Job: Please transcribe the records precisely; pictures stay out of your copy.

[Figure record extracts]
◇ ◇ ◇ ◇ ◇

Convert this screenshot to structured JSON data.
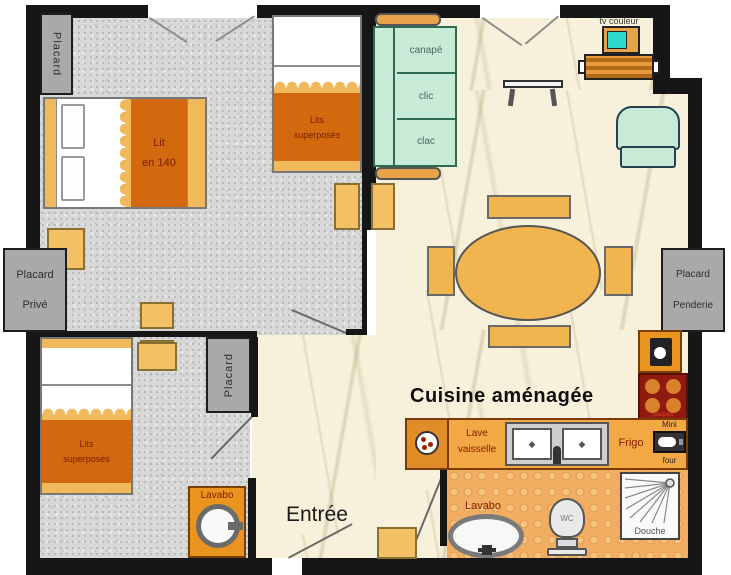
{
  "plan_type": "apartment-floor-plan",
  "colors": {
    "wall": "#161616",
    "bedroom_floor_gray": "#d8d8d8",
    "living_floor_cream": "#f7f0da",
    "bathroom_floor_orange": "#f1ae62",
    "closet_gray": "#a9a9a9",
    "furniture_amber": "#f3c066",
    "blanket_orange": "#d2690e",
    "sofa_mint": "#c7ebd7",
    "counter_orange": "#f2a845",
    "stove_dark_red": "#8e1a10",
    "tv_screen_cyan": "#2bd8cc",
    "furniture_label_red": "#8a2000"
  },
  "bedroom1": {
    "closet_label": "Placard",
    "bed_line1": "Lit",
    "bed_line2": "en 140",
    "bunk_line1": "Lits",
    "bunk_line2": "superposés"
  },
  "bedroom2": {
    "bunk_line1": "Lits",
    "bunk_line2": "superposés",
    "closet_label": "Placard",
    "sink_label": "Lavabo"
  },
  "closets": {
    "private_line1": "Placard",
    "private_line2": "Privé",
    "wardrobe_line1": "Placard",
    "wardrobe_line2": "Penderie"
  },
  "living_room": {
    "sofa_line1": "canapé",
    "sofa_line2": "clic",
    "sofa_line3": "clac",
    "tv_label": "tv couleur"
  },
  "kitchen": {
    "title": "Cuisine aménagée",
    "dishwasher_line1": "Lave",
    "dishwasher_line2": "vaisselle",
    "fridge_label": "Frigo",
    "mini_oven_line1": "Mini",
    "mini_oven_line2": "four",
    "stove_caption": "plaques"
  },
  "entrance": {
    "label": "Entrée"
  },
  "bathroom": {
    "sink_label": "Lavabo",
    "wc_label": "WC",
    "shower_label": "Douche"
  }
}
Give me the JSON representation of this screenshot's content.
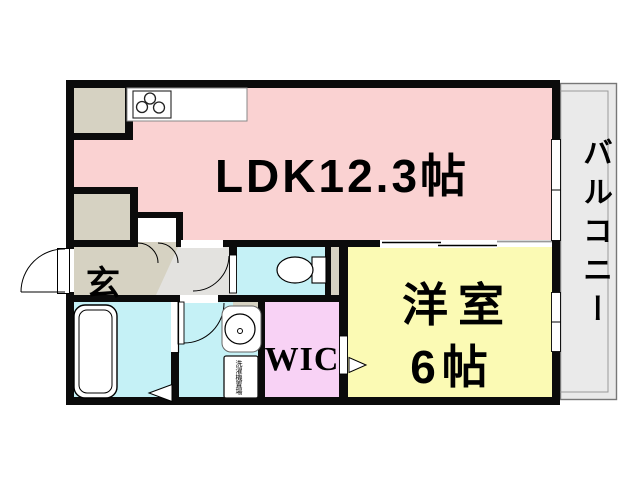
{
  "floorplan": {
    "labels": {
      "ldk": "LDK12.3帖",
      "western_room_line1": "洋室",
      "western_room_line2": "6帖",
      "wic": "WIC",
      "genkan": "玄",
      "balcony": "バルコニー",
      "washer": "洗濯機置場"
    },
    "colors": {
      "wall": "#0b0b0b",
      "ldk": "#fad2d2",
      "western_room": "#fbfab4",
      "wic": "#f8d2f5",
      "wet_area": "#c5f1f6",
      "genkan": "#d6d2c2",
      "hallway": "#e3e2df",
      "balcony": "#eaeaea",
      "fixture": "#ffffff"
    }
  }
}
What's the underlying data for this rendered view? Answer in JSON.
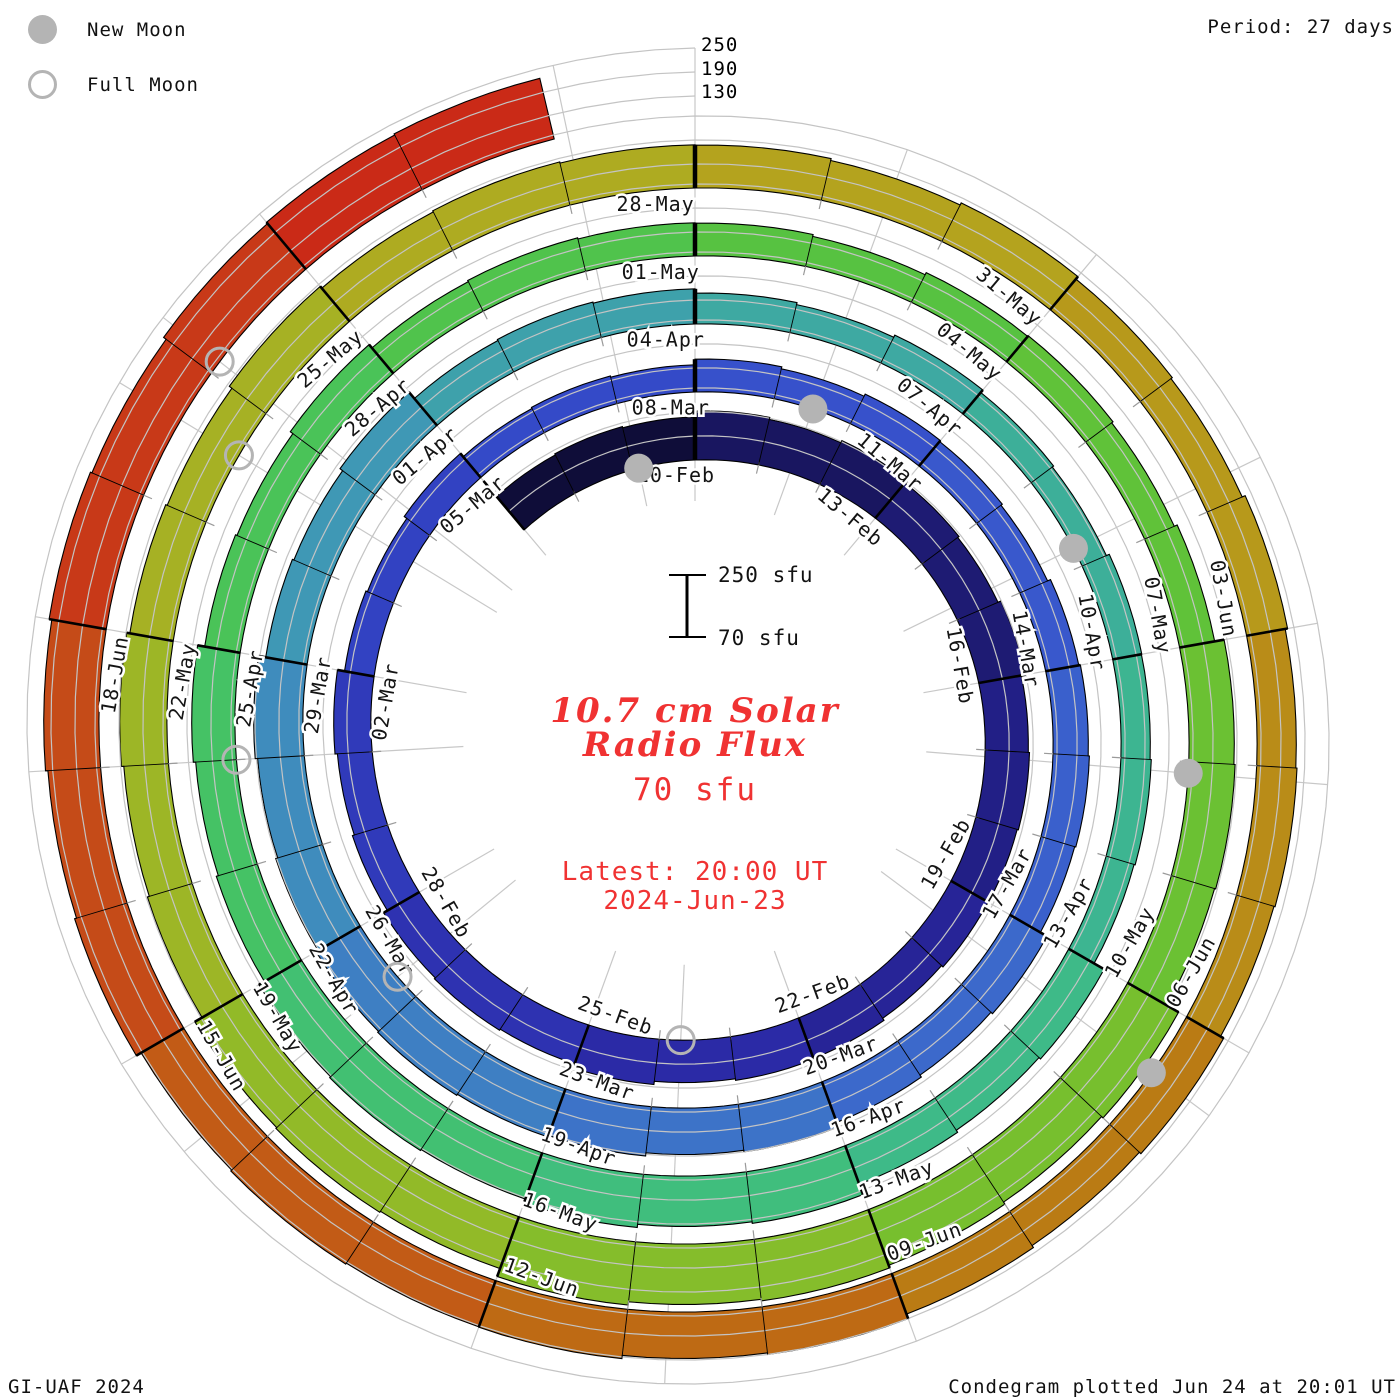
{
  "legend": {
    "new_moon_label": "New Moon",
    "full_moon_label": "Full Moon"
  },
  "header": {
    "period_label": "Period: 27 days"
  },
  "radial_axis_labels": [
    "250",
    "190",
    "130"
  ],
  "scale_bar": {
    "top_label": "250 sfu",
    "bottom_label": "70 sfu"
  },
  "center": {
    "title_line1": "10.7 cm Solar",
    "title_line2": "Radio Flux",
    "flux_floor_label": "70 sfu",
    "latest_line1": "Latest: 20:00 UT",
    "latest_line2": "2024-Jun-23",
    "accent_color": "#f03232"
  },
  "footer": {
    "left": "GI-UAF 2024",
    "right": "Condegram plotted Jun 24 at 20:01 UT"
  },
  "chart_data": {
    "type": "bar",
    "subtype": "condegram_spiral_bar",
    "title": "10.7 cm Solar Radio Flux",
    "units": "sfu",
    "period_days": 27,
    "baseline_sfu": 70,
    "max_scale_sfu": 250,
    "grid_levels_sfu": [
      130,
      190,
      250
    ],
    "day0_date": "2024-Feb-10",
    "start_day_offset": -3,
    "end_day_offset": 134,
    "latest_reading": "2024-Jun-23 20:00 UT",
    "segment_block_days": 3,
    "segment_dates": [
      "07-Feb",
      "10-Feb",
      "13-Feb",
      "16-Feb",
      "19-Feb",
      "22-Feb",
      "25-Feb",
      "28-Feb",
      "02-Mar",
      "05-Mar",
      "08-Mar",
      "11-Mar",
      "14-Mar",
      "17-Mar",
      "20-Mar",
      "23-Mar",
      "26-Mar",
      "29-Mar",
      "01-Apr",
      "04-Apr",
      "07-Apr",
      "10-Apr",
      "13-Apr",
      "16-Apr",
      "19-Apr",
      "22-Apr",
      "25-Apr",
      "28-Apr",
      "01-May",
      "04-May",
      "07-May",
      "10-May",
      "13-May",
      "16-May",
      "19-May",
      "22-May",
      "25-May",
      "28-May",
      "31-May",
      "03-Jun",
      "06-Jun",
      "09-Jun",
      "12-Jun",
      "15-Jun",
      "18-Jun",
      "21-Jun"
    ],
    "segment_flux_sfu": [
      180,
      190,
      185,
      180,
      175,
      180,
      175,
      160,
      145,
      140,
      150,
      150,
      160,
      175,
      190,
      200,
      190,
      175,
      160,
      145,
      140,
      145,
      170,
      200,
      195,
      175,
      160,
      155,
      150,
      155,
      185,
      215,
      225,
      210,
      185,
      180,
      180,
      175,
      170,
      170,
      175,
      190,
      195,
      205,
      215,
      225
    ],
    "unlabeled_segments": [
      "07-Feb",
      "21-Jun"
    ],
    "moons": {
      "new": [
        {
          "date": "09-Feb",
          "day_offset": -0.9
        },
        {
          "date": "10-Mar",
          "day_offset": 28.5
        },
        {
          "date": "08-Apr",
          "day_offset": 58.8
        },
        {
          "date": "08-May",
          "day_offset": 88.1
        },
        {
          "date": "06-Jun",
          "day_offset": 117.5
        }
      ],
      "full": [
        {
          "date": "24-Feb",
          "day_offset": 13.7
        },
        {
          "date": "25-Mar",
          "day_offset": 44.3
        },
        {
          "date": "23-Apr",
          "day_offset": 74.0
        },
        {
          "date": "23-May",
          "day_offset": 103.6
        },
        {
          "date": "21-Jun",
          "day_offset": 131.1
        }
      ]
    },
    "color_stops": [
      [
        -3,
        "#07071c"
      ],
      [
        0,
        "#161356"
      ],
      [
        6,
        "#201d7d"
      ],
      [
        12,
        "#2926a0"
      ],
      [
        18,
        "#2f36b6"
      ],
      [
        24,
        "#3346c6"
      ],
      [
        30,
        "#3854cc"
      ],
      [
        36,
        "#3b64cc"
      ],
      [
        42,
        "#3d78c6"
      ],
      [
        48,
        "#3f93ba"
      ],
      [
        54,
        "#3ea6a6"
      ],
      [
        60,
        "#3cb295"
      ],
      [
        66,
        "#3fbd83"
      ],
      [
        72,
        "#43c16c"
      ],
      [
        78,
        "#4cc351"
      ],
      [
        84,
        "#5ac23c"
      ],
      [
        90,
        "#70c030"
      ],
      [
        96,
        "#8cbc29"
      ],
      [
        102,
        "#a2b425"
      ],
      [
        108,
        "#b2a81f"
      ],
      [
        114,
        "#b9941a"
      ],
      [
        117,
        "#b98415"
      ],
      [
        120,
        "#bb7113"
      ],
      [
        123,
        "#c06215"
      ],
      [
        126,
        "#c45317"
      ],
      [
        129,
        "#c64218"
      ],
      [
        132,
        "#c93018"
      ],
      [
        134,
        "#ca2415"
      ]
    ],
    "grid_color": "#c4c4c4",
    "spoke_color": "#c8c8c8",
    "moon_marker_color": "#b4b4b4",
    "divider_color": "#000000",
    "label_color": "#141414",
    "legend_position": "top-left",
    "grid_on": true
  }
}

◇ ◇ ◇ ◇ ◇

Correct answer:
Convert this screenshot to structured JSON data.
{
  "plan_type": "apartment-floor-plan",
  "colors": {
    "wall": "#161616",
    "bedroom_floor_gray": "#d8d8d8",
    "living_floor_cream": "#f7f0da",
    "bathroom_floor_orange": "#f1ae62",
    "closet_gray": "#a9a9a9",
    "furniture_amber": "#f3c066",
    "blanket_orange": "#d2690e",
    "sofa_mint": "#c7ebd7",
    "counter_orange": "#f2a845",
    "stove_dark_red": "#8e1a10",
    "tv_screen_cyan": "#2bd8cc",
    "furniture_label_red": "#8a2000"
  },
  "bedroom1": {
    "closet_label": "Placard",
    "bed_line1": "Lit",
    "bed_line2": "en 140",
    "bunk_line1": "Lits",
    "bunk_line2": "superposés"
  },
  "bedroom2": {
    "bunk_line1": "Lits",
    "bunk_line2": "superposés",
    "closet_label": "Placard",
    "sink_label": "Lavabo"
  },
  "closets": {
    "private_line1": "Placard",
    "private_line2": "Privé",
    "wardrobe_line1": "Placard",
    "wardrobe_line2": "Penderie"
  },
  "living_room": {
    "sofa_line1": "canapé",
    "sofa_line2": "clic",
    "sofa_line3": "clac",
    "tv_label": "tv couleur"
  },
  "kitchen": {
    "title": "Cuisine aménagée",
    "dishwasher_line1": "Lave",
    "dishwasher_line2": "vaisselle",
    "fridge_label": "Frigo",
    "mini_oven_line1": "Mini",
    "mini_oven_line2": "four",
    "stove_caption": "plaques"
  },
  "entrance": {
    "label": "Entrée"
  },
  "bathroom": {
    "sink_label": "Lavabo",
    "wc_label": "WC",
    "shower_label": "Douche"
  }
}
Give me the JSON representation of this screenshot's content.
{
  "floorplan": {
    "labels": {
      "ldk": "LDK12.3帖",
      "western_room_line1": "洋室",
      "western_room_line2": "6帖",
      "wic": "WIC",
      "genkan": "玄",
      "balcony": "バルコニー",
      "washer": "洗濯機置場"
    },
    "colors": {
      "wall": "#0b0b0b",
      "ldk": "#fad2d2",
      "western_room": "#fbfab4",
      "wic": "#f8d2f5",
      "wet_area": "#c5f1f6",
      "genkan": "#d6d2c2",
      "hallway": "#e3e2df",
      "balcony": "#eaeaea",
      "fixture": "#ffffff"
    }
  }
}
What's the underlying data for this rendered view? Answer in JSON.
{
  "legend": {
    "new_moon_label": "New Moon",
    "full_moon_label": "Full Moon"
  },
  "header": {
    "period_label": "Period: 27 days"
  },
  "radial_axis_labels": [
    "250",
    "190",
    "130"
  ],
  "scale_bar": {
    "top_label": "250 sfu",
    "bottom_label": "70 sfu"
  },
  "center": {
    "title_line1": "10.7 cm Solar",
    "title_line2": "Radio Flux",
    "flux_floor_label": "70 sfu",
    "latest_line1": "Latest: 20:00 UT",
    "latest_line2": "2024-Jun-23",
    "accent_color": "#f03232"
  },
  "footer": {
    "left": "GI-UAF 2024",
    "right": "Condegram plotted Jun 24 at 20:01 UT"
  },
  "chart_data": {
    "type": "bar",
    "subtype": "condegram_spiral_bar",
    "title": "10.7 cm Solar Radio Flux",
    "units": "sfu",
    "period_days": 27,
    "baseline_sfu": 70,
    "max_scale_sfu": 250,
    "grid_levels_sfu": [
      130,
      190,
      250
    ],
    "day0_date": "2024-Feb-10",
    "start_day_offset": -3,
    "end_day_offset": 134,
    "latest_reading": "2024-Jun-23 20:00 UT",
    "segment_block_days": 3,
    "segment_dates": [
      "07-Feb",
      "10-Feb",
      "13-Feb",
      "16-Feb",
      "19-Feb",
      "22-Feb",
      "25-Feb",
      "28-Feb",
      "02-Mar",
      "05-Mar",
      "08-Mar",
      "11-Mar",
      "14-Mar",
      "17-Mar",
      "20-Mar",
      "23-Mar",
      "26-Mar",
      "29-Mar",
      "01-Apr",
      "04-Apr",
      "07-Apr",
      "10-Apr",
      "13-Apr",
      "16-Apr",
      "19-Apr",
      "22-Apr",
      "25-Apr",
      "28-Apr",
      "01-May",
      "04-May",
      "07-May",
      "10-May",
      "13-May",
      "16-May",
      "19-May",
      "22-May",
      "25-May",
      "28-May",
      "31-May",
      "03-Jun",
      "06-Jun",
      "09-Jun",
      "12-Jun",
      "15-Jun",
      "18-Jun",
      "21-Jun"
    ],
    "segment_flux_sfu": [
      180,
      190,
      185,
      180,
      175,
      180,
      175,
      160,
      145,
      140,
      150,
      150,
      160,
      175,
      190,
      200,
      190,
      175,
      160,
      145,
      140,
      145,
      170,
      200,
      195,
      175,
      160,
      155,
      150,
      155,
      185,
      215,
      225,
      210,
      185,
      180,
      180,
      175,
      170,
      170,
      175,
      190,
      195,
      205,
      215,
      225
    ],
    "unlabeled_segments": [
      "07-Feb",
      "21-Jun"
    ],
    "moons": {
      "new": [
        {
          "date": "09-Feb",
          "day_offset": -0.9
        },
        {
          "date": "10-Mar",
          "day_offset": 28.5
        },
        {
          "date": "08-Apr",
          "day_offset": 58.8
        },
        {
          "date": "08-May",
          "day_offset": 88.1
        },
        {
          "date": "06-Jun",
          "day_offset": 117.5
        }
      ],
      "full": [
        {
          "date": "24-Feb",
          "day_offset": 13.7
        },
        {
          "date": "25-Mar",
          "day_offset": 44.3
        },
        {
          "date": "23-Apr",
          "day_offset": 74.0
        },
        {
          "date": "23-May",
          "day_offset": 103.6
        },
        {
          "date": "21-Jun",
          "day_offset": 131.1
        }
      ]
    },
    "color_stops": [
      [
        -3,
        "#07071c"
      ],
      [
        0,
        "#161356"
      ],
      [
        6,
        "#201d7d"
      ],
      [
        12,
        "#2926a0"
      ],
      [
        18,
        "#2f36b6"
      ],
      [
        24,
        "#3346c6"
      ],
      [
        30,
        "#3854cc"
      ],
      [
        36,
        "#3b64cc"
      ],
      [
        42,
        "#3d78c6"
      ],
      [
        48,
        "#3f93ba"
      ],
      [
        54,
        "#3ea6a6"
      ],
      [
        60,
        "#3cb295"
      ],
      [
        66,
        "#3fbd83"
      ],
      [
        72,
        "#43c16c"
      ],
      [
        78,
        "#4cc351"
      ],
      [
        84,
        "#5ac23c"
      ],
      [
        90,
        "#70c030"
      ],
      [
        96,
        "#8cbc29"
      ],
      [
        102,
        "#a2b425"
      ],
      [
        108,
        "#b2a81f"
      ],
      [
        114,
        "#b9941a"
      ],
      [
        117,
        "#b98415"
      ],
      [
        120,
        "#bb7113"
      ],
      [
        123,
        "#c06215"
      ],
      [
        126,
        "#c45317"
      ],
      [
        129,
        "#c64218"
      ],
      [
        132,
        "#c93018"
      ],
      [
        134,
        "#ca2415"
      ]
    ],
    "grid_color": "#c4c4c4",
    "spoke_color": "#c8c8c8",
    "moon_marker_color": "#b4b4b4",
    "divider_color": "#000000",
    "label_color": "#141414",
    "legend_position": "top-left",
    "grid_on": true
  }
}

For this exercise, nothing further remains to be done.